◆ Directions for this task:
Extract the listing below in full, unchanged.

◆ Stored records:
§ §

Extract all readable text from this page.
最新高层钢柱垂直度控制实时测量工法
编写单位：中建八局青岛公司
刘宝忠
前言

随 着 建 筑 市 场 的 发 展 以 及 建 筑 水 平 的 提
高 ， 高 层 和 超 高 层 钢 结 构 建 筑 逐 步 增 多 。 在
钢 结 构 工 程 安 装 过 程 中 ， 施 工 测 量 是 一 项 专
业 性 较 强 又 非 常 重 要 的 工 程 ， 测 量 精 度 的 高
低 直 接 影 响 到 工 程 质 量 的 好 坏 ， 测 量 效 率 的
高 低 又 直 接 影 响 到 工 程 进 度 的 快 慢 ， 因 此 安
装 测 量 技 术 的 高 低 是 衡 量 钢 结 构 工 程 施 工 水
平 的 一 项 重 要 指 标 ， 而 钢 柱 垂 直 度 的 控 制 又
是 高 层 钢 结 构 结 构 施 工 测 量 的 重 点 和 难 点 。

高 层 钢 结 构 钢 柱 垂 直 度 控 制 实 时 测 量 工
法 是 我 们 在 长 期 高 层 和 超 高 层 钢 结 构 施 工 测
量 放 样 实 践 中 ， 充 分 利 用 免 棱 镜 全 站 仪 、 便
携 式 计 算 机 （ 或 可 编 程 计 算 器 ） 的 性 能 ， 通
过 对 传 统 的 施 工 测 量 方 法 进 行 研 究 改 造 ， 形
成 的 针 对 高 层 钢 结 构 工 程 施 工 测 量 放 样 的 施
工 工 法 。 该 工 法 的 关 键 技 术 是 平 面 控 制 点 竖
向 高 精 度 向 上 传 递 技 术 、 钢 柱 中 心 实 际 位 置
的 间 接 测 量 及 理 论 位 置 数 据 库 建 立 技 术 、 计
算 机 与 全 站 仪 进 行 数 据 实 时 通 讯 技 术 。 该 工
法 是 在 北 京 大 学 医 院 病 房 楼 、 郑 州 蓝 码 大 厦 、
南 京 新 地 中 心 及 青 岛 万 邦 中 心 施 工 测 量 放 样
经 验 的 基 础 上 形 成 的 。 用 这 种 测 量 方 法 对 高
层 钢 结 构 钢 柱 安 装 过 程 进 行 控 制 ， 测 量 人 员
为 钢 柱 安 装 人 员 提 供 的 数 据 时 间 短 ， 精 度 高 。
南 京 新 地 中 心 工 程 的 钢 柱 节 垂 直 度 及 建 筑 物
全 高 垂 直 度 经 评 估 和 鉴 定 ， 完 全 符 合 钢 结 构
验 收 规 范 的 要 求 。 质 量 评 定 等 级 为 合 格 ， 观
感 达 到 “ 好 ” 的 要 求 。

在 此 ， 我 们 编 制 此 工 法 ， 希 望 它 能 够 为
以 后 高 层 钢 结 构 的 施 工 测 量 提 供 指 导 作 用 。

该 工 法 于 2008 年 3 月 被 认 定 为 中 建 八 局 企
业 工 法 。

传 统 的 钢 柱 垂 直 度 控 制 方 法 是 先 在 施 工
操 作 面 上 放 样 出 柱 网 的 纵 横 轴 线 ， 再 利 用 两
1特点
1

§ §

◆ Full output:
Extract all readable text from this page.
最新高层钢柱垂直度控制实时测量工法
编写单位：中建八局青岛公司
刘宝忠
前言

随 着 建 筑 市 场 的 发 展 以 及 建 筑 水 平 的 提
高 ， 高 层 和 超 高 层 钢 结 构 建 筑 逐 步 增 多 。 在
钢 结 构 工 程 安 装 过 程 中 ， 施 工 测 量 是 一 项 专
业 性 较 强 又 非 常 重 要 的 工 程 ， 测 量 精 度 的 高
低 直 接 影 响 到 工 程 质 量 的 好 坏 ， 测 量 效 率 的
高 低 又 直 接 影 响 到 工 程 进 度 的 快 慢 ， 因 此 安
装 测 量 技 术 的 高 低 是 衡 量 钢 结 构 工 程 施 工 水
平 的 一 项 重 要 指 标 ， 而 钢 柱 垂 直 度 的 控 制 又
是 高 层 钢 结 构 结 构 施 工 测 量 的 重 点 和 难 点 。

高 层 钢 结 构 钢 柱 垂 直 度 控 制 实 时 测 量 工
法 是 我 们 在 长 期 高 层 和 超 高 层 钢 结 构 施 工 测
量 放 样 实 践 中 ， 充 分 利 用 免 棱 镜 全 站 仪 、 便
携 式 计 算 机 （ 或 可 编 程 计 算 器 ） 的 性 能 ， 通
过 对 传 统 的 施 工 测 量 方 法 进 行 研 究 改 造 ， 形
成 的 针 对 高 层 钢 结 构 工 程 施 工 测 量 放 样 的 施
工 工 法 。 该 工 法 的 关 键 技 术 是 平 面 控 制 点 竖
向 高 精 度 向 上 传 递 技 术 、 钢 柱 中 心 实 际 位 置
的 间 接 测 量 及 理 论 位 置 数 据 库 建 立 技 术 、 计
算 机 与 全 站 仪 进 行 数 据 实 时 通 讯 技 术 。 该 工
法 是 在 北 京 大 学 医 院 病 房 楼 、 郑 州 蓝 码 大 厦 、
南 京 新 地 中 心 及 青 岛 万 邦 中 心 施 工 测 量 放 样
经 验 的 基 础 上 形 成 的 。 用 这 种 测 量 方 法 对 高
层 钢 结 构 钢 柱 安 装 过 程 进 行 控 制 ， 测 量 人 员
为 钢 柱 安 装 人 员 提 供 的 数 据 时 间 短 ， 精 度 高 。
南 京 新 地 中 心 工 程 的 钢 柱 节 垂 直 度 及 建 筑 物
全 高 垂 直 度 经 评 估 和 鉴 定 ， 完 全 符 合 钢 结 构
验 收 规 范 的 要 求 。 质 量 评 定 等 级 为 合 格 ， 观
感 达 到 “ 好 ” 的 要 求 。

在 此 ， 我 们 编 制 此 工 法 ， 希 望 它 能 够 为
以 后 高 层 钢 结 构 的 施 工 测 量 提 供 指 导 作 用 。

该 工 法 于 2008 年 3 月 被 认 定 为 中 建 八 局 企
业 工 法 。

传 统 的 钢 柱 垂 直 度 控 制 方 法 是 先 在 施 工
操 作 面 上 放 样 出 柱 网 的 纵 横 轴 线 ， 再 利 用 两
1特点
1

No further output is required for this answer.